■ STATED GOAL: Examine the records and identify each line that includes the string "Days". Copy those lines.

■ RECORDS TO PROCESS:
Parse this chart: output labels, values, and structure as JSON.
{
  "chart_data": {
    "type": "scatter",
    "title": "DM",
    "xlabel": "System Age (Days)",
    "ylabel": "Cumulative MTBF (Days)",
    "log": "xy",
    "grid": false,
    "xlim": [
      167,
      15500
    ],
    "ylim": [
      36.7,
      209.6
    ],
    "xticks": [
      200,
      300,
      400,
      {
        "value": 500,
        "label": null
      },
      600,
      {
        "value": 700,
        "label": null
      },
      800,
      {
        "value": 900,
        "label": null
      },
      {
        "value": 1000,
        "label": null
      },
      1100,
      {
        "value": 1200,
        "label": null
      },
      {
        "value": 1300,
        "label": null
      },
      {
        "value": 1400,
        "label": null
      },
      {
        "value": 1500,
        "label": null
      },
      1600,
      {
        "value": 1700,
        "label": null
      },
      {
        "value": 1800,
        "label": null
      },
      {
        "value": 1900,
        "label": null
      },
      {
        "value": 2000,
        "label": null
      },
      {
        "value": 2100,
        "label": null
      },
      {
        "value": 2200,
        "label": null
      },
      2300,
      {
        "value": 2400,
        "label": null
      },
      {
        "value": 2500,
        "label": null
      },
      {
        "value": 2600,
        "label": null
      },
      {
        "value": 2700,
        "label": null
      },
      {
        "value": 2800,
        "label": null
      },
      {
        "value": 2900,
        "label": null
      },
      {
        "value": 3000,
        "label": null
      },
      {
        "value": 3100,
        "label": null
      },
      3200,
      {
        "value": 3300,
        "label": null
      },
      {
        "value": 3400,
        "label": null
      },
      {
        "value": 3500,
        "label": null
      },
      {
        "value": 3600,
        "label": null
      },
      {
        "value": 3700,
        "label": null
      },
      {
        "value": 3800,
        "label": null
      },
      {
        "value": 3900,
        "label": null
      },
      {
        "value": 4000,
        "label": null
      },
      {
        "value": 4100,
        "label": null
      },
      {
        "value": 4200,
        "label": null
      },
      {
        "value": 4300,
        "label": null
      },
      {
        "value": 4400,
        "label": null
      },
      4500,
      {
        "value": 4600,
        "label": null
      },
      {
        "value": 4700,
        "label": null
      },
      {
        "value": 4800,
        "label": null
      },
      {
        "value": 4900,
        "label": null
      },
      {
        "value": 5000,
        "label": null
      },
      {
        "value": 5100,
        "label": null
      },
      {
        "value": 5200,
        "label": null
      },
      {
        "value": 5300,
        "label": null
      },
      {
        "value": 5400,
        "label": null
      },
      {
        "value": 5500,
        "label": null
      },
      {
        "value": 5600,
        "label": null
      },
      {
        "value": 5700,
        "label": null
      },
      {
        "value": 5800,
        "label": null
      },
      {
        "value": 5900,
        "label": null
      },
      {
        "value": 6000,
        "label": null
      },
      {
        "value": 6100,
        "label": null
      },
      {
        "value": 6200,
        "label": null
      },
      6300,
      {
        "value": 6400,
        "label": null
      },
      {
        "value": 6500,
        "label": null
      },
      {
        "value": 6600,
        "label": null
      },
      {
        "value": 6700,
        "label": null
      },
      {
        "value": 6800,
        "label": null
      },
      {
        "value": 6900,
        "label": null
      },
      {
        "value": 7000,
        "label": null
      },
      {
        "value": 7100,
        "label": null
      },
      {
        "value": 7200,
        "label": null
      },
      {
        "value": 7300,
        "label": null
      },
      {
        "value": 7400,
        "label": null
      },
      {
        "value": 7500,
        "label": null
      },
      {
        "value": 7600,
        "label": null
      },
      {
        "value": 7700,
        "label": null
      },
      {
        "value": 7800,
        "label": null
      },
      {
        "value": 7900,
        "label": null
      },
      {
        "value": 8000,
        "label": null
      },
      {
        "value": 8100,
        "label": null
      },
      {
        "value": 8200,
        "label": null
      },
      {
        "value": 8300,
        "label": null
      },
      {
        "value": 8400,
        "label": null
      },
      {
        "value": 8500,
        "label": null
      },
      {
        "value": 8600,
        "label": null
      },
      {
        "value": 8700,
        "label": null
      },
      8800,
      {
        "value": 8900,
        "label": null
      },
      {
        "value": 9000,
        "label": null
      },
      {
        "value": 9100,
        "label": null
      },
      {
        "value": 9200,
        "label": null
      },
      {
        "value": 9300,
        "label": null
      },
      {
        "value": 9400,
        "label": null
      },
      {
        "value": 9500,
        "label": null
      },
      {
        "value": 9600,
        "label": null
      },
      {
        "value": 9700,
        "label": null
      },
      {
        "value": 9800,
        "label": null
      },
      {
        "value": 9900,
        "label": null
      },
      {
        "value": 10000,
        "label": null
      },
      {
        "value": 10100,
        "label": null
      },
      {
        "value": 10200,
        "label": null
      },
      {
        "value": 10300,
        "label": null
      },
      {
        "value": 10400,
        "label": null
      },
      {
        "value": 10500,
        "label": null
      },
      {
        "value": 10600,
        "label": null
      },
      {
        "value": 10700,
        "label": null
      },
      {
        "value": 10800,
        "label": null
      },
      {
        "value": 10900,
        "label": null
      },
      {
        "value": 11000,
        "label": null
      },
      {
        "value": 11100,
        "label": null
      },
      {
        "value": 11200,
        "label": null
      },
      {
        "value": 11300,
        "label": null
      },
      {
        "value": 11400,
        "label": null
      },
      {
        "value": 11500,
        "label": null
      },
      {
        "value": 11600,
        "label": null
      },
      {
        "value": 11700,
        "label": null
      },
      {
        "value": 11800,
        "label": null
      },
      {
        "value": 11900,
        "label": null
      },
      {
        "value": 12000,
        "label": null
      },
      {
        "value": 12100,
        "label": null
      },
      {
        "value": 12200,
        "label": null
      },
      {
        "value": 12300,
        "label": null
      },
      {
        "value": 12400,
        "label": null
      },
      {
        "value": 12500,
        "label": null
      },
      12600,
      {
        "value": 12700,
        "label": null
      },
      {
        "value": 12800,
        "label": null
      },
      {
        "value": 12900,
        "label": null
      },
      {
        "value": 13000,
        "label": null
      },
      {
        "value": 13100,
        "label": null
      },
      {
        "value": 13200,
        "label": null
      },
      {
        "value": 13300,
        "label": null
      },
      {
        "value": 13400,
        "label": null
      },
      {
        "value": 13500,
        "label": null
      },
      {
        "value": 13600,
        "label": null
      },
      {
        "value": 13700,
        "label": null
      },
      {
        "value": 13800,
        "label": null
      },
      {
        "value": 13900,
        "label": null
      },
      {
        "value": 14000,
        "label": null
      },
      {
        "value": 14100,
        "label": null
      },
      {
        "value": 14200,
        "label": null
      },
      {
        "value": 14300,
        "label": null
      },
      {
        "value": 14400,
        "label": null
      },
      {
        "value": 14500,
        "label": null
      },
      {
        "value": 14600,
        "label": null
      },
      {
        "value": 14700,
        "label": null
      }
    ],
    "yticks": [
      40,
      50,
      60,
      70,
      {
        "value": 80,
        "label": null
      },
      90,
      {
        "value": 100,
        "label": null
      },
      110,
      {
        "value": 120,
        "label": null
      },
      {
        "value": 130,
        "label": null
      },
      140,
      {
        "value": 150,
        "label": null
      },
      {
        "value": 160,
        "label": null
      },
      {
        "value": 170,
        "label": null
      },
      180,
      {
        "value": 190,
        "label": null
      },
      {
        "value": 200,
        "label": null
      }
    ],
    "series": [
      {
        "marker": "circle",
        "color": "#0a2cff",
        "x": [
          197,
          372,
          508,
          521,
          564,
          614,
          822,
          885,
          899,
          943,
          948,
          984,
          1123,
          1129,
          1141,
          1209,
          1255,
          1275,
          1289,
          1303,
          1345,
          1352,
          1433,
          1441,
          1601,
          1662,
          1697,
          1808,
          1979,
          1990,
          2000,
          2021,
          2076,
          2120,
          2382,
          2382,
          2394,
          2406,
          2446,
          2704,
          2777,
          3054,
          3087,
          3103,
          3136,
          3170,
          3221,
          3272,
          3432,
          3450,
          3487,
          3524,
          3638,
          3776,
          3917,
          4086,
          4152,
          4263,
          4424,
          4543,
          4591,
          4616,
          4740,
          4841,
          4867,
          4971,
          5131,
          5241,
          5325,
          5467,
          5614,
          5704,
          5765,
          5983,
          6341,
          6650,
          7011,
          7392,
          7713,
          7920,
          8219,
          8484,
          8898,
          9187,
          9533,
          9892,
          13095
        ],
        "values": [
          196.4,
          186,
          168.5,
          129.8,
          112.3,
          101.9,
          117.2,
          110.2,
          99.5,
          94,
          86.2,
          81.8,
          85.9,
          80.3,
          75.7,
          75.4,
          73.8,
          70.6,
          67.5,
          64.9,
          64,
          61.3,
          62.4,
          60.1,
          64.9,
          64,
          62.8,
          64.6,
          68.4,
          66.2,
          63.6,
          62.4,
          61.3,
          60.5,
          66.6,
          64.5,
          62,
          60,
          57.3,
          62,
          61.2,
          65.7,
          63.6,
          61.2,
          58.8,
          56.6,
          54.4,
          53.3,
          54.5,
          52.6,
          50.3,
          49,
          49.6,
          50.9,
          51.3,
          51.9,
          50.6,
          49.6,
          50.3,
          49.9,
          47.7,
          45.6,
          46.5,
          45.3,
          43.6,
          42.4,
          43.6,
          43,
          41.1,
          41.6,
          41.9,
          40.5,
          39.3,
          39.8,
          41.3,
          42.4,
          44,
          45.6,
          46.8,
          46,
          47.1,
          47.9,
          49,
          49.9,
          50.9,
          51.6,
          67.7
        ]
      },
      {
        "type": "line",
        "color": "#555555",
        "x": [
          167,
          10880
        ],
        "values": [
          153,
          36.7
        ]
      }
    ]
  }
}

■ RESPONSE BELOW:
    "xlabel": "System Age (Days)",
    "ylabel": "Cumulative MTBF (Days)",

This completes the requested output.